## PROBLEM TO WORK ON:
Repeat each line exactly, leaving nothing out.

------------------------------

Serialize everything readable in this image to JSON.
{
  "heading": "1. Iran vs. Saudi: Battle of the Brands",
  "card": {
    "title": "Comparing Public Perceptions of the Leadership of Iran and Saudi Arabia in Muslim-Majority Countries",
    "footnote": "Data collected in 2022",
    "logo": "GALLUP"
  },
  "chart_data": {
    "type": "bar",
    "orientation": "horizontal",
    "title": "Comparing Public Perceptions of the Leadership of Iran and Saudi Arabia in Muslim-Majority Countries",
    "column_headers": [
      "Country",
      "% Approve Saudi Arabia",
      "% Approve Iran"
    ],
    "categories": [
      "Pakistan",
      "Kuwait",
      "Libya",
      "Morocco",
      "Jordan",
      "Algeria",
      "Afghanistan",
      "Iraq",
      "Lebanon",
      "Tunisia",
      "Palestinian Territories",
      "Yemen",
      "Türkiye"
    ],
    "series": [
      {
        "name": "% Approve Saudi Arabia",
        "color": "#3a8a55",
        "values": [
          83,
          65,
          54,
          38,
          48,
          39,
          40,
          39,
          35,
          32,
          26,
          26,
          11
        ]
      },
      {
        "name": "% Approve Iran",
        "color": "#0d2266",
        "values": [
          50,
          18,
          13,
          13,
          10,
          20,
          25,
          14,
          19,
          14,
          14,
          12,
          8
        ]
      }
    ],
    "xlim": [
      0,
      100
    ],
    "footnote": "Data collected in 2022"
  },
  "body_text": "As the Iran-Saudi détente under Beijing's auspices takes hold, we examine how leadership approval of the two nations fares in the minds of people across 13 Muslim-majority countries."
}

------------------------------

## CORRECT RESPONSE:
Serialize everything readable in this image to JSON.
{
  "heading": "1. Iran vs. Saudi: Battle of the Brands",
  "card": {
    "title": "Comparing Public Perceptions of the Leadership of Iran and Saudi Arabia in Muslim-Majority Countries",
    "footnote": "Data collected in 2022",
    "logo": "GALLUP"
  },
  "chart_data": {
    "type": "bar",
    "orientation": "horizontal",
    "title": "Comparing Public Perceptions of the Leadership of Iran and Saudi Arabia in Muslim-Majority Countries",
    "column_headers": [
      "Country",
      "% Approve Saudi Arabia",
      "% Approve Iran"
    ],
    "categories": [
      "Pakistan",
      "Kuwait",
      "Libya",
      "Morocco",
      "Jordan",
      "Algeria",
      "Afghanistan",
      "Iraq",
      "Lebanon",
      "Tunisia",
      "Palestinian Territories",
      "Yemen",
      "Türkiye"
    ],
    "series": [
      {
        "name": "% Approve Saudi Arabia",
        "color": "#3a8a55",
        "values": [
          83,
          65,
          54,
          38,
          48,
          39,
          40,
          39,
          35,
          32,
          26,
          26,
          11
        ]
      },
      {
        "name": "% Approve Iran",
        "color": "#0d2266",
        "values": [
          50,
          18,
          13,
          13,
          10,
          20,
          25,
          14,
          19,
          14,
          14,
          12,
          8
        ]
      }
    ],
    "xlim": [
      0,
      100
    ],
    "footnote": "Data collected in 2022"
  },
  "body_text": "As the Iran-Saudi détente under Beijing's auspices takes hold, we examine how leadership approval of the two nations fares in the minds of people across 13 Muslim-majority countries."
}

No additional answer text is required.